STATED TASK:
Restate the listing below word for word, omitting any images.

DATA EXTRACT:
- - -

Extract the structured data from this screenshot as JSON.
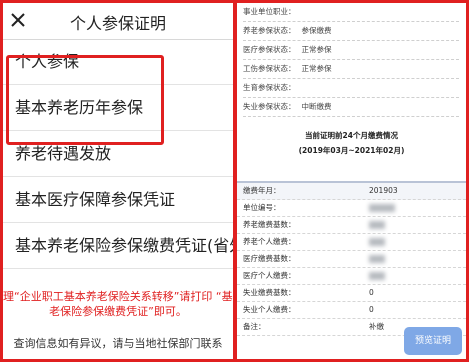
{
  "left": {
    "title": "个人参保证明",
    "menu": [
      {
        "label": "个人参保"
      },
      {
        "label": "基本养老历年参保"
      },
      {
        "label": "养老待遇发放"
      },
      {
        "label": "基本医疗保障参保凭证"
      },
      {
        "label": "基本养老保险参保缴费凭证(省外)"
      }
    ],
    "notice_line1": "理“企业职工基本养老保险关系转移”请打印 “基本",
    "notice_line2": "老保险参保缴费凭证”即可。",
    "bottom_note": "查询信息如有异议，请与当地社保部门联系"
  },
  "right": {
    "top_lines": [
      {
        "label": "事业单位职业：",
        "value": ""
      },
      {
        "label": "养老参保状态：",
        "value": "参保缴费"
      },
      {
        "label": "医疗参保状态：",
        "value": "正常参保"
      },
      {
        "label": "工伤参保状态：",
        "value": "正常参保"
      },
      {
        "label": "生育参保状态：",
        "value": ""
      },
      {
        "label": "失业参保状态：",
        "value": "中断缴费"
      }
    ],
    "summary_line1": "当前证明前24个月缴费情况",
    "summary_line2": "(2019年03月~2021年02月)",
    "rows": [
      {
        "label": "缴费年月：",
        "value": "201903"
      },
      {
        "label": "单位编号：",
        "value": ""
      },
      {
        "label": "养老缴费基数：",
        "value": ""
      },
      {
        "label": "养老个人缴费：",
        "value": ""
      },
      {
        "label": "医疗缴费基数：",
        "value": ""
      },
      {
        "label": "医疗个人缴费：",
        "value": ""
      },
      {
        "label": "失业缴费基数：",
        "value": "0"
      },
      {
        "label": "失业个人缴费：",
        "value": "0"
      },
      {
        "label": "备注：",
        "value": "补缴"
      }
    ],
    "print_button": "预览证明"
  },
  "colors": {
    "highlight": "#e02020",
    "button": "#7fa8e6"
  }
}
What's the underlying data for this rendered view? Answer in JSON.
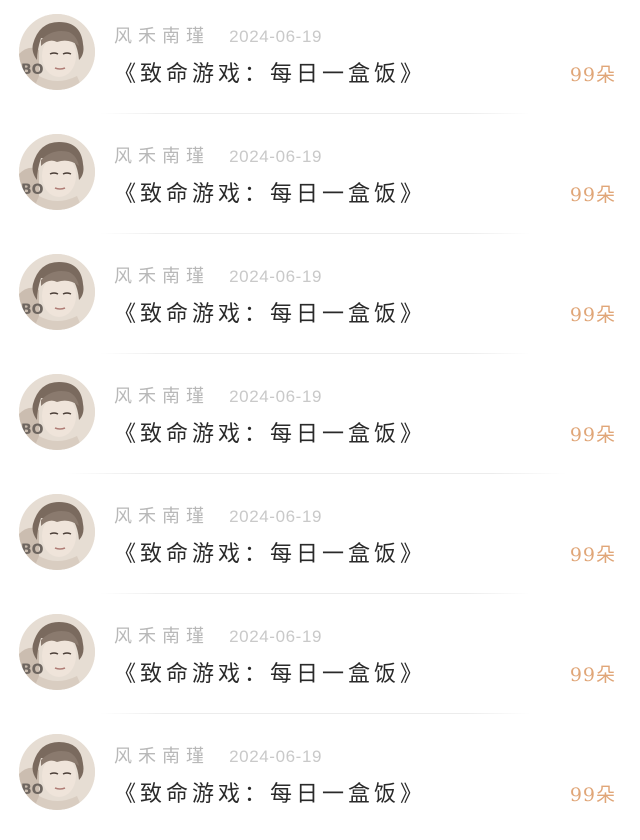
{
  "colors": {
    "background": "#ffffff",
    "author_text": "#b8b8b8",
    "date_text": "#c9c9c9",
    "title_text": "#2a2a2a",
    "amount_text": "#e0a678",
    "divider": "#ececec"
  },
  "items": [
    {
      "avatar_icon": "user-avatar-illustration",
      "author": "风禾南瑾",
      "date": "2024-06-19",
      "title": "《致命游戏：每日一盒饭》",
      "amount": "99朵"
    },
    {
      "avatar_icon": "user-avatar-illustration",
      "author": "风禾南瑾",
      "date": "2024-06-19",
      "title": "《致命游戏：每日一盒饭》",
      "amount": "99朵"
    },
    {
      "avatar_icon": "user-avatar-illustration",
      "author": "风禾南瑾",
      "date": "2024-06-19",
      "title": "《致命游戏：每日一盒饭》",
      "amount": "99朵"
    },
    {
      "avatar_icon": "user-avatar-illustration",
      "author": "风禾南瑾",
      "date": "2024-06-19",
      "title": "《致命游戏：每日一盒饭》",
      "amount": "99朵"
    },
    {
      "avatar_icon": "user-avatar-illustration",
      "author": "风禾南瑾",
      "date": "2024-06-19",
      "title": "《致命游戏：每日一盒饭》",
      "amount": "99朵"
    },
    {
      "avatar_icon": "user-avatar-illustration",
      "author": "风禾南瑾",
      "date": "2024-06-19",
      "title": "《致命游戏：每日一盒饭》",
      "amount": "99朵"
    },
    {
      "avatar_icon": "user-avatar-illustration",
      "author": "风禾南瑾",
      "date": "2024-06-19",
      "title": "《致命游戏：每日一盒饭》",
      "amount": "99朵"
    }
  ]
}
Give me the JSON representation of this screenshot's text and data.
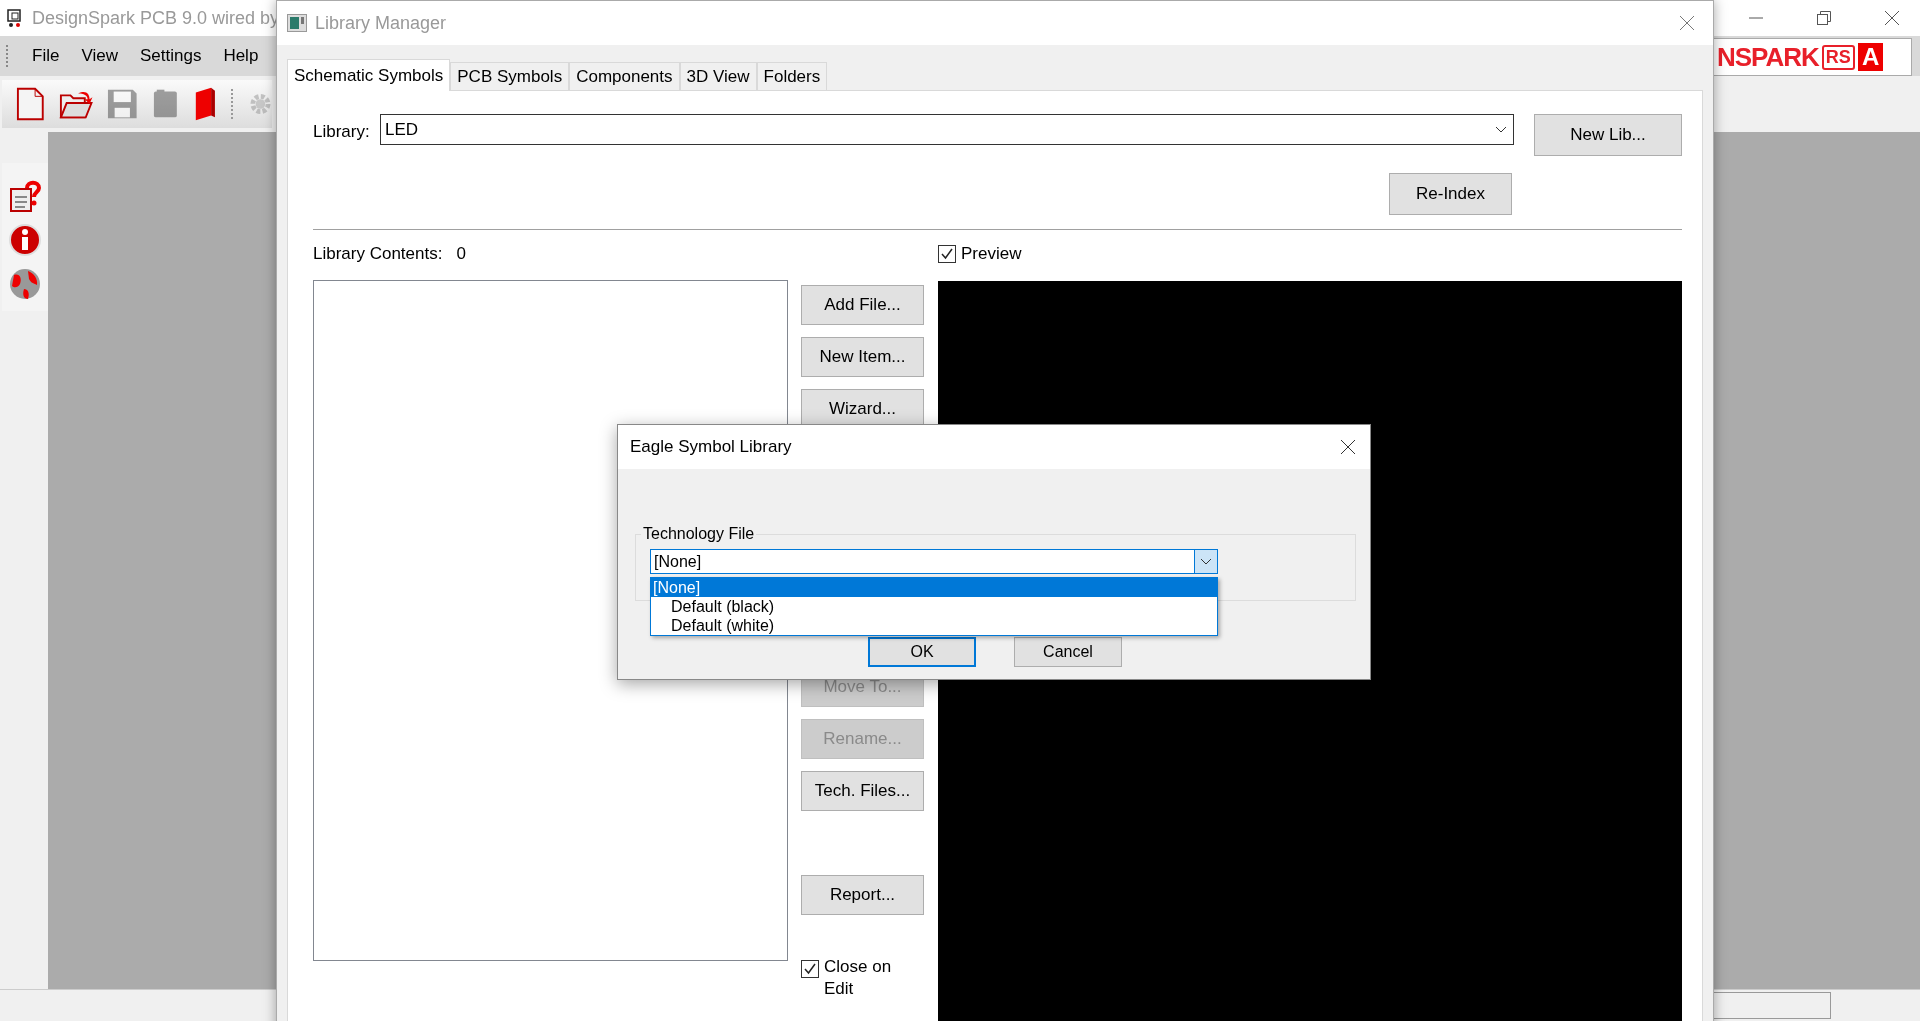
{
  "app": {
    "title": "DesignSpark PCB 9.0 wired by",
    "menu": [
      "File",
      "View",
      "Settings",
      "Help"
    ],
    "toolbar": [
      {
        "kind": "new-file",
        "disabled": false
      },
      {
        "kind": "open-folder",
        "disabled": false
      },
      {
        "kind": "save",
        "disabled": true
      },
      {
        "kind": "binder",
        "disabled": true
      },
      {
        "kind": "book",
        "disabled": false
      }
    ],
    "side_toolbar": [
      {
        "kind": "help-doc"
      },
      {
        "kind": "info"
      },
      {
        "kind": "globe"
      }
    ],
    "logo": {
      "wordmark": "NSPARK",
      "badge": "RS",
      "mark": "A"
    }
  },
  "library_manager": {
    "title": "Library Manager",
    "tabs": [
      {
        "label": "Schematic Symbols",
        "selected": true
      },
      {
        "label": "PCB Symbols",
        "selected": false
      },
      {
        "label": "Components",
        "selected": false
      },
      {
        "label": "3D View",
        "selected": false
      },
      {
        "label": "Folders",
        "selected": false
      }
    ],
    "library_label": "Library:",
    "library_value": "LED",
    "new_lib_button": "New Lib...",
    "reindex_button": "Re-Index",
    "contents_label": "Library Contents:",
    "contents_count": "0",
    "preview": {
      "label": "Preview",
      "checked": true
    },
    "buttons": [
      {
        "label": "Add File...",
        "disabled": false
      },
      {
        "label": "New Item...",
        "disabled": false
      },
      {
        "label": "Wizard...",
        "disabled": false
      },
      {
        "label": "Move To...",
        "disabled": true
      },
      {
        "label": "Rename...",
        "disabled": true
      },
      {
        "label": "Tech. Files...",
        "disabled": false
      },
      {
        "label": "Report...",
        "disabled": false
      }
    ],
    "close_on_edit": {
      "label": "Close on Edit",
      "checked": true
    }
  },
  "dialog": {
    "title": "Eagle Symbol Library",
    "group_label": "Technology File",
    "combo_value": "[None]",
    "options": [
      {
        "label": "[None]",
        "selected": true
      },
      {
        "label": "Default (black)",
        "selected": false
      },
      {
        "label": "Default (white)",
        "selected": false
      }
    ],
    "buttons": [
      {
        "label": "OK",
        "default": true
      },
      {
        "label": "Cancel",
        "default": false
      }
    ]
  }
}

- - -

OUTPUT FOR THIS TASK:
Extract the structured data from this screenshot as JSON.
{
  "left": {
    "title": "个人参保证明",
    "menu": [
      {
        "label": "个人参保"
      },
      {
        "label": "基本养老历年参保"
      },
      {
        "label": "养老待遇发放"
      },
      {
        "label": "基本医疗保障参保凭证"
      },
      {
        "label": "基本养老保险参保缴费凭证(省外)"
      }
    ],
    "notice_line1": "理“企业职工基本养老保险关系转移”请打印 “基本",
    "notice_line2": "老保险参保缴费凭证”即可。",
    "bottom_note": "查询信息如有异议，请与当地社保部门联系"
  },
  "right": {
    "top_lines": [
      {
        "label": "事业单位职业：",
        "value": ""
      },
      {
        "label": "养老参保状态：",
        "value": "参保缴费"
      },
      {
        "label": "医疗参保状态：",
        "value": "正常参保"
      },
      {
        "label": "工伤参保状态：",
        "value": "正常参保"
      },
      {
        "label": "生育参保状态：",
        "value": ""
      },
      {
        "label": "失业参保状态：",
        "value": "中断缴费"
      }
    ],
    "summary_line1": "当前证明前24个月缴费情况",
    "summary_line2": "(2019年03月~2021年02月)",
    "rows": [
      {
        "label": "缴费年月：",
        "value": "201903"
      },
      {
        "label": "单位编号：",
        "value": ""
      },
      {
        "label": "养老缴费基数：",
        "value": ""
      },
      {
        "label": "养老个人缴费：",
        "value": ""
      },
      {
        "label": "医疗缴费基数：",
        "value": ""
      },
      {
        "label": "医疗个人缴费：",
        "value": ""
      },
      {
        "label": "失业缴费基数：",
        "value": "0"
      },
      {
        "label": "失业个人缴费：",
        "value": "0"
      },
      {
        "label": "备注：",
        "value": "补缴"
      }
    ],
    "print_button": "预览证明"
  },
  "colors": {
    "highlight": "#e02020",
    "button": "#7fa8e6"
  }
}
What's the underlying data for this rendered view? Answer in JSON.
{
  "colors": {
    "background": "#ffffff",
    "author_text": "#b8b8b8",
    "date_text": "#c9c9c9",
    "title_text": "#2a2a2a",
    "amount_text": "#e0a678",
    "divider": "#ececec"
  },
  "items": [
    {
      "avatar_icon": "user-avatar-illustration",
      "author": "风禾南瑾",
      "date": "2024-06-19",
      "title": "《致命游戏：每日一盒饭》",
      "amount": "99朵"
    },
    {
      "avatar_icon": "user-avatar-illustration",
      "author": "风禾南瑾",
      "date": "2024-06-19",
      "title": "《致命游戏：每日一盒饭》",
      "amount": "99朵"
    },
    {
      "avatar_icon": "user-avatar-illustration",
      "author": "风禾南瑾",
      "date": "2024-06-19",
      "title": "《致命游戏：每日一盒饭》",
      "amount": "99朵"
    },
    {
      "avatar_icon": "user-avatar-illustration",
      "author": "风禾南瑾",
      "date": "2024-06-19",
      "title": "《致命游戏：每日一盒饭》",
      "amount": "99朵"
    },
    {
      "avatar_icon": "user-avatar-illustration",
      "author": "风禾南瑾",
      "date": "2024-06-19",
      "title": "《致命游戏：每日一盒饭》",
      "amount": "99朵"
    },
    {
      "avatar_icon": "user-avatar-illustration",
      "author": "风禾南瑾",
      "date": "2024-06-19",
      "title": "《致命游戏：每日一盒饭》",
      "amount": "99朵"
    },
    {
      "avatar_icon": "user-avatar-illustration",
      "author": "风禾南瑾",
      "date": "2024-06-19",
      "title": "《致命游戏：每日一盒饭》",
      "amount": "99朵"
    }
  ]
}
Give me the JSON representation of this screenshot's text and data.
{
  "app": {
    "title": "DesignSpark PCB 9.0 wired by",
    "menu": [
      "File",
      "View",
      "Settings",
      "Help"
    ],
    "toolbar": [
      {
        "kind": "new-file",
        "disabled": false
      },
      {
        "kind": "open-folder",
        "disabled": false
      },
      {
        "kind": "save",
        "disabled": true
      },
      {
        "kind": "binder",
        "disabled": true
      },
      {
        "kind": "book",
        "disabled": false
      }
    ],
    "side_toolbar": [
      {
        "kind": "help-doc"
      },
      {
        "kind": "info"
      },
      {
        "kind": "globe"
      }
    ],
    "logo": {
      "wordmark": "NSPARK",
      "badge": "RS",
      "mark": "A"
    }
  },
  "library_manager": {
    "title": "Library Manager",
    "tabs": [
      {
        "label": "Schematic Symbols",
        "selected": true
      },
      {
        "label": "PCB Symbols",
        "selected": false
      },
      {
        "label": "Components",
        "selected": false
      },
      {
        "label": "3D View",
        "selected": false
      },
      {
        "label": "Folders",
        "selected": false
      }
    ],
    "library_label": "Library:",
    "library_value": "LED",
    "new_lib_button": "New Lib...",
    "reindex_button": "Re-Index",
    "contents_label": "Library Contents:",
    "contents_count": "0",
    "preview": {
      "label": "Preview",
      "checked": true
    },
    "buttons": [
      {
        "label": "Add File...",
        "disabled": false
      },
      {
        "label": "New Item...",
        "disabled": false
      },
      {
        "label": "Wizard...",
        "disabled": false
      },
      {
        "label": "Move To...",
        "disabled": true
      },
      {
        "label": "Rename...",
        "disabled": true
      },
      {
        "label": "Tech. Files...",
        "disabled": false
      },
      {
        "label": "Report...",
        "disabled": false
      }
    ],
    "close_on_edit": {
      "label": "Close on Edit",
      "checked": true
    }
  },
  "dialog": {
    "title": "Eagle Symbol Library",
    "group_label": "Technology File",
    "combo_value": "[None]",
    "options": [
      {
        "label": "[None]",
        "selected": true
      },
      {
        "label": "Default (black)",
        "selected": false
      },
      {
        "label": "Default (white)",
        "selected": false
      }
    ],
    "buttons": [
      {
        "label": "OK",
        "default": true
      },
      {
        "label": "Cancel",
        "default": false
      }
    ]
  }
}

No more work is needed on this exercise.